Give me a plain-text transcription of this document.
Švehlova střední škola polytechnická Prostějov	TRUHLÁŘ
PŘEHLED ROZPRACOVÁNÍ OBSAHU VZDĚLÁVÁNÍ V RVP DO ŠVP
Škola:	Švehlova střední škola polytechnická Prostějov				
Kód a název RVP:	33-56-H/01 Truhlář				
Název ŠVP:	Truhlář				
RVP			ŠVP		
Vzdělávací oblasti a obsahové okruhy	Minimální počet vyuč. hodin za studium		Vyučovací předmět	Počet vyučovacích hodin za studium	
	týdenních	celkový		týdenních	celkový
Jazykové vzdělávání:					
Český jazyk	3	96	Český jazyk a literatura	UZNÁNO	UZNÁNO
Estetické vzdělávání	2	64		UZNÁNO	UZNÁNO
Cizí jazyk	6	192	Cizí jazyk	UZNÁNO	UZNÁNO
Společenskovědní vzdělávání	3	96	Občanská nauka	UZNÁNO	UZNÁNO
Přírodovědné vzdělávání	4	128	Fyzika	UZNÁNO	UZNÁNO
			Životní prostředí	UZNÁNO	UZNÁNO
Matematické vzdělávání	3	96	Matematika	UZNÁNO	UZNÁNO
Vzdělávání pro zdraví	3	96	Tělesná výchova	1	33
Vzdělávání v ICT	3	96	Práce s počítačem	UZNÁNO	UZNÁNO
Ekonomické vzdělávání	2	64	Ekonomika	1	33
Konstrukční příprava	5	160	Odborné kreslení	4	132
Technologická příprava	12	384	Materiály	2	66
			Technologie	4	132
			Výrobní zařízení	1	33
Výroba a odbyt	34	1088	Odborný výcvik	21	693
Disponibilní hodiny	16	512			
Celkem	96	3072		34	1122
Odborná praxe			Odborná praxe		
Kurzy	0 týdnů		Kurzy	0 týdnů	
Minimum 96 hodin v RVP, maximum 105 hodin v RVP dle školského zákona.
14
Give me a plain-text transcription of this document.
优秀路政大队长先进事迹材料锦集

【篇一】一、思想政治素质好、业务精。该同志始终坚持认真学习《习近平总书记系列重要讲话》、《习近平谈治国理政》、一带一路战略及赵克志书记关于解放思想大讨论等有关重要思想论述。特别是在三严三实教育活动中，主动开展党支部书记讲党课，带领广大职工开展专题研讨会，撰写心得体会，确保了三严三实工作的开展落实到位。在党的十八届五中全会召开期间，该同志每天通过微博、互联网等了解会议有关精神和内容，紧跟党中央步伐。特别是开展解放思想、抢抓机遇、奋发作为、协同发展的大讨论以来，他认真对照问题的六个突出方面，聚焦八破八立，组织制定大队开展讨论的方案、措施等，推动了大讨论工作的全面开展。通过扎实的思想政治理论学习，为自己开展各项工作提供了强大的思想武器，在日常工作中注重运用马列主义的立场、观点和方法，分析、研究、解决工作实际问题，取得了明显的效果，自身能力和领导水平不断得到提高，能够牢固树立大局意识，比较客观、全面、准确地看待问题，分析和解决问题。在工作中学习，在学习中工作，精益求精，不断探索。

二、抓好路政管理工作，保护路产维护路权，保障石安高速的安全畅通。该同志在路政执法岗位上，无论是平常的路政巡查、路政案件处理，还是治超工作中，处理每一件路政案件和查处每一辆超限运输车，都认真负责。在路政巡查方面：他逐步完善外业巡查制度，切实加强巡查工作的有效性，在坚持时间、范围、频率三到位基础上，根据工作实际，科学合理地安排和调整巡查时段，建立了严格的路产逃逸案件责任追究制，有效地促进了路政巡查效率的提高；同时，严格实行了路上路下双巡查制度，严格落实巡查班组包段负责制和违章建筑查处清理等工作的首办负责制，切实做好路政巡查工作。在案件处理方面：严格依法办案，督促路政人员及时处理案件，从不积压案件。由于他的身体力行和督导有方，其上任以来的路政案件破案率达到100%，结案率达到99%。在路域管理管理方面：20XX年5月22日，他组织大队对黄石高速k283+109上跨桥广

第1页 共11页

- - - - - - -

All lines above containing the string "škola" are to be collected.

Švehlova střední škola polytechnická Prostějov	TRUHLÁŘ
Škola:	Švehlova střední škola polytechnická Prostějov				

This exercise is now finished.